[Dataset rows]
======

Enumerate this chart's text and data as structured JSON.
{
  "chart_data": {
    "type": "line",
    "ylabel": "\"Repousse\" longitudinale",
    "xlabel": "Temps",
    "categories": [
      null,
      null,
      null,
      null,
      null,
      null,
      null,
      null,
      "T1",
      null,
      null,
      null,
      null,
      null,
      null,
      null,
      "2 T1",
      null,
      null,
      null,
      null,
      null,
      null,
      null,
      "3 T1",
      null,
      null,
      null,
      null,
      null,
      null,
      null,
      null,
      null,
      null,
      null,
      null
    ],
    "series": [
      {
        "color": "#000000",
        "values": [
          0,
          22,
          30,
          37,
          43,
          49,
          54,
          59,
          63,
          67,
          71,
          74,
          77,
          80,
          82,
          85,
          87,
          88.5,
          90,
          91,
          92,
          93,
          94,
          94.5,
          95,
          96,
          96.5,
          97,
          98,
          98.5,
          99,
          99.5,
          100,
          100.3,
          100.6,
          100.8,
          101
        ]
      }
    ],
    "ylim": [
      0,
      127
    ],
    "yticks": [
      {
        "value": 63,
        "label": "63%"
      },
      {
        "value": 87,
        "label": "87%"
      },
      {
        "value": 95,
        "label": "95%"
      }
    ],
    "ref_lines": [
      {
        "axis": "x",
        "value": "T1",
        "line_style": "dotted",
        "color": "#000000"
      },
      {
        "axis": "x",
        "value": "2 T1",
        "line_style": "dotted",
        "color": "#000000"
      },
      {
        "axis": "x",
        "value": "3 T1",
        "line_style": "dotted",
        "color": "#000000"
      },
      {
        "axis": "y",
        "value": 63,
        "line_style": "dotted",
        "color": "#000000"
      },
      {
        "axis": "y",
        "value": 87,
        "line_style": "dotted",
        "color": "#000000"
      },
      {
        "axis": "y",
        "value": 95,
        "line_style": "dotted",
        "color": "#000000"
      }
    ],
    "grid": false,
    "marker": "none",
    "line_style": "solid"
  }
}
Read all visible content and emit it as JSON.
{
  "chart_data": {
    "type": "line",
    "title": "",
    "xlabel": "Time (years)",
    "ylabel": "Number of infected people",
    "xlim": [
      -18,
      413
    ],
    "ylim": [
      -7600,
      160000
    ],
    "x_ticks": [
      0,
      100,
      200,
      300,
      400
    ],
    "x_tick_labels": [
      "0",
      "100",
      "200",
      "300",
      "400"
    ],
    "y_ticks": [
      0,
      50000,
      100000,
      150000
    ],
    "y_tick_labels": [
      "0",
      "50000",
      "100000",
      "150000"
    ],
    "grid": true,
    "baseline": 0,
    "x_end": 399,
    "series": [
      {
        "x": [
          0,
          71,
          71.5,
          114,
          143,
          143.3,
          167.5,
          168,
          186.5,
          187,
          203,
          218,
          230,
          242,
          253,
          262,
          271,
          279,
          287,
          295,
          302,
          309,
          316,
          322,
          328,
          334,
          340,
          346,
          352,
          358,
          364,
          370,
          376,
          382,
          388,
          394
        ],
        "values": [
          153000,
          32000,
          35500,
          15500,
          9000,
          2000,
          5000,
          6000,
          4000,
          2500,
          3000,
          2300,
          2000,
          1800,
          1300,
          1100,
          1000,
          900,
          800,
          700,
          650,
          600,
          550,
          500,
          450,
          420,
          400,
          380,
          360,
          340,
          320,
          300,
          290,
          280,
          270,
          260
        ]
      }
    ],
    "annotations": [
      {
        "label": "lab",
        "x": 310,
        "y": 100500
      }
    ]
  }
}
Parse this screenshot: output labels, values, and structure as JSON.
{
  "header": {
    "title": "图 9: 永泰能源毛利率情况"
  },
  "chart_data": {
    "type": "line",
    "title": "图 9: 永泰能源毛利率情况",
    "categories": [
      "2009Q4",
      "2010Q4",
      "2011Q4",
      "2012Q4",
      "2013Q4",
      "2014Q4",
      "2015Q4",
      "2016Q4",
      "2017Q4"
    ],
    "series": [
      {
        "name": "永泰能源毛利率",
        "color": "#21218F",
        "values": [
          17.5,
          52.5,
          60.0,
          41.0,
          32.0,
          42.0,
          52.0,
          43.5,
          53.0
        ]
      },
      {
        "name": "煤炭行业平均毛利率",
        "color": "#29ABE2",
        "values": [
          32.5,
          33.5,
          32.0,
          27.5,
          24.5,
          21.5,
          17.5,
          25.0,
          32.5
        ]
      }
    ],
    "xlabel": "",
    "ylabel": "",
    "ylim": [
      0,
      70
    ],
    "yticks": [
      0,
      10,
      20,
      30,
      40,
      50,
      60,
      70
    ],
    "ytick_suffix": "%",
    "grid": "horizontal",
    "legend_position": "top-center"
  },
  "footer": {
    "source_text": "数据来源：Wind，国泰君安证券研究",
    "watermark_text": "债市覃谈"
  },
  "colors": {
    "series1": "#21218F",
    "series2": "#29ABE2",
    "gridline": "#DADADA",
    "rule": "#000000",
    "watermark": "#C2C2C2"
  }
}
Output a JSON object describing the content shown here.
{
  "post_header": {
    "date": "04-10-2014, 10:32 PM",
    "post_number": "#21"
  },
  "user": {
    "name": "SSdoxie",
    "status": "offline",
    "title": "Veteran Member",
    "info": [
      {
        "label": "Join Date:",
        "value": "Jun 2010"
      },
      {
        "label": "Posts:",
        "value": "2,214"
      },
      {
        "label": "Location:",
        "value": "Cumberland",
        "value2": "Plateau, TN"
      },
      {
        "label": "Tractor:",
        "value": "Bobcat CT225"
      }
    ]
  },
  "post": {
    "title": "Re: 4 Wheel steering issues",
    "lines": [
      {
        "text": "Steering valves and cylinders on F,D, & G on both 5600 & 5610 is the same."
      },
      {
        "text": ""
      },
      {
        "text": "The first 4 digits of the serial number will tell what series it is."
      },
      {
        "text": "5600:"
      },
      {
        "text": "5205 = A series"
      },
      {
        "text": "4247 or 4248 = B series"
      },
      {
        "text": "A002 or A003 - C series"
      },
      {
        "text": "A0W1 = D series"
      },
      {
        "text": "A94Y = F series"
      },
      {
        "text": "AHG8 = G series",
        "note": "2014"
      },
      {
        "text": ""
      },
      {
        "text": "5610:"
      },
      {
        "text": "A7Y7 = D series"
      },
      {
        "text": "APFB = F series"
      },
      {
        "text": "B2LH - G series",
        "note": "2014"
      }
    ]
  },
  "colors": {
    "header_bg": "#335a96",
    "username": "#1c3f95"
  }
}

======

▶ _DO THIS_:
Extract the complete listing verbatim.

▶ _TASK RESULT_:
Enumerate this chart's text and data as structured JSON.
{
  "chart_data": {
    "type": "line",
    "ylabel": "\"Repousse\" longitudinale",
    "xlabel": "Temps",
    "categories": [
      null,
      null,
      null,
      null,
      null,
      null,
      null,
      null,
      "T1",
      null,
      null,
      null,
      null,
      null,
      null,
      null,
      "2 T1",
      null,
      null,
      null,
      null,
      null,
      null,
      null,
      "3 T1",
      null,
      null,
      null,
      null,
      null,
      null,
      null,
      null,
      null,
      null,
      null,
      null
    ],
    "series": [
      {
        "color": "#000000",
        "values": [
          0,
          22,
          30,
          37,
          43,
          49,
          54,
          59,
          63,
          67,
          71,
          74,
          77,
          80,
          82,
          85,
          87,
          88.5,
          90,
          91,
          92,
          93,
          94,
          94.5,
          95,
          96,
          96.5,
          97,
          98,
          98.5,
          99,
          99.5,
          100,
          100.3,
          100.6,
          100.8,
          101
        ]
      }
    ],
    "ylim": [
      0,
      127
    ],
    "yticks": [
      {
        "value": 63,
        "label": "63%"
      },
      {
        "value": 87,
        "label": "87%"
      },
      {
        "value": 95,
        "label": "95%"
      }
    ],
    "ref_lines": [
      {
        "axis": "x",
        "value": "T1",
        "line_style": "dotted",
        "color": "#000000"
      },
      {
        "axis": "x",
        "value": "2 T1",
        "line_style": "dotted",
        "color": "#000000"
      },
      {
        "axis": "x",
        "value": "3 T1",
        "line_style": "dotted",
        "color": "#000000"
      },
      {
        "axis": "y",
        "value": 63,
        "line_style": "dotted",
        "color": "#000000"
      },
      {
        "axis": "y",
        "value": 87,
        "line_style": "dotted",
        "color": "#000000"
      },
      {
        "axis": "y",
        "value": 95,
        "line_style": "dotted",
        "color": "#000000"
      }
    ],
    "grid": false,
    "marker": "none",
    "line_style": "solid"
  }
}
Read all visible content and emit it as JSON.
{
  "chart_data": {
    "type": "line",
    "title": "",
    "xlabel": "Time (years)",
    "ylabel": "Number of infected people",
    "xlim": [
      -18,
      413
    ],
    "ylim": [
      -7600,
      160000
    ],
    "x_ticks": [
      0,
      100,
      200,
      300,
      400
    ],
    "x_tick_labels": [
      "0",
      "100",
      "200",
      "300",
      "400"
    ],
    "y_ticks": [
      0,
      50000,
      100000,
      150000
    ],
    "y_tick_labels": [
      "0",
      "50000",
      "100000",
      "150000"
    ],
    "grid": true,
    "baseline": 0,
    "x_end": 399,
    "series": [
      {
        "x": [
          0,
          71,
          71.5,
          114,
          143,
          143.3,
          167.5,
          168,
          186.5,
          187,
          203,
          218,
          230,
          242,
          253,
          262,
          271,
          279,
          287,
          295,
          302,
          309,
          316,
          322,
          328,
          334,
          340,
          346,
          352,
          358,
          364,
          370,
          376,
          382,
          388,
          394
        ],
        "values": [
          153000,
          32000,
          35500,
          15500,
          9000,
          2000,
          5000,
          6000,
          4000,
          2500,
          3000,
          2300,
          2000,
          1800,
          1300,
          1100,
          1000,
          900,
          800,
          700,
          650,
          600,
          550,
          500,
          450,
          420,
          400,
          380,
          360,
          340,
          320,
          300,
          290,
          280,
          270,
          260
        ]
      }
    ],
    "annotations": [
      {
        "label": "lab",
        "x": 310,
        "y": 100500
      }
    ]
  }
}
Parse this screenshot: output labels, values, and structure as JSON.
{
  "header": {
    "title": "图 9: 永泰能源毛利率情况"
  },
  "chart_data": {
    "type": "line",
    "title": "图 9: 永泰能源毛利率情况",
    "categories": [
      "2009Q4",
      "2010Q4",
      "2011Q4",
      "2012Q4",
      "2013Q4",
      "2014Q4",
      "2015Q4",
      "2016Q4",
      "2017Q4"
    ],
    "series": [
      {
        "name": "永泰能源毛利率",
        "color": "#21218F",
        "values": [
          17.5,
          52.5,
          60.0,
          41.0,
          32.0,
          42.0,
          52.0,
          43.5,
          53.0
        ]
      },
      {
        "name": "煤炭行业平均毛利率",
        "color": "#29ABE2",
        "values": [
          32.5,
          33.5,
          32.0,
          27.5,
          24.5,
          21.5,
          17.5,
          25.0,
          32.5
        ]
      }
    ],
    "xlabel": "",
    "ylabel": "",
    "ylim": [
      0,
      70
    ],
    "yticks": [
      0,
      10,
      20,
      30,
      40,
      50,
      60,
      70
    ],
    "ytick_suffix": "%",
    "grid": "horizontal",
    "legend_position": "top-center"
  },
  "footer": {
    "source_text": "数据来源：Wind，国泰君安证券研究",
    "watermark_text": "债市覃谈"
  },
  "colors": {
    "series1": "#21218F",
    "series2": "#29ABE2",
    "gridline": "#DADADA",
    "rule": "#000000",
    "watermark": "#C2C2C2"
  }
}
Output a JSON object describing the content shown here.
{
  "post_header": {
    "date": "04-10-2014, 10:32 PM",
    "post_number": "#21"
  },
  "user": {
    "name": "SSdoxie",
    "status": "offline",
    "title": "Veteran Member",
    "info": [
      {
        "label": "Join Date:",
        "value": "Jun 2010"
      },
      {
        "label": "Posts:",
        "value": "2,214"
      },
      {
        "label": "Location:",
        "value": "Cumberland",
        "value2": "Plateau, TN"
      },
      {
        "label": "Tractor:",
        "value": "Bobcat CT225"
      }
    ]
  },
  "post": {
    "title": "Re: 4 Wheel steering issues",
    "lines": [
      {
        "text": "Steering valves and cylinders on F,D, & G on both 5600 & 5610 is the same."
      },
      {
        "text": ""
      },
      {
        "text": "The first 4 digits of the serial number will tell what series it is."
      },
      {
        "text": "5600:"
      },
      {
        "text": "5205 = A series"
      },
      {
        "text": "4247 or 4248 = B series"
      },
      {
        "text": "A002 or A003 - C series"
      },
      {
        "text": "A0W1 = D series"
      },
      {
        "text": "A94Y = F series"
      },
      {
        "text": "AHG8 = G series",
        "note": "2014"
      },
      {
        "text": ""
      },
      {
        "text": "5610:"
      },
      {
        "text": "A7Y7 = D series"
      },
      {
        "text": "APFB = F series"
      },
      {
        "text": "B2LH - G series",
        "note": "2014"
      }
    ]
  },
  "colors": {
    "header_bg": "#335a96",
    "username": "#1c3f95"
  }
}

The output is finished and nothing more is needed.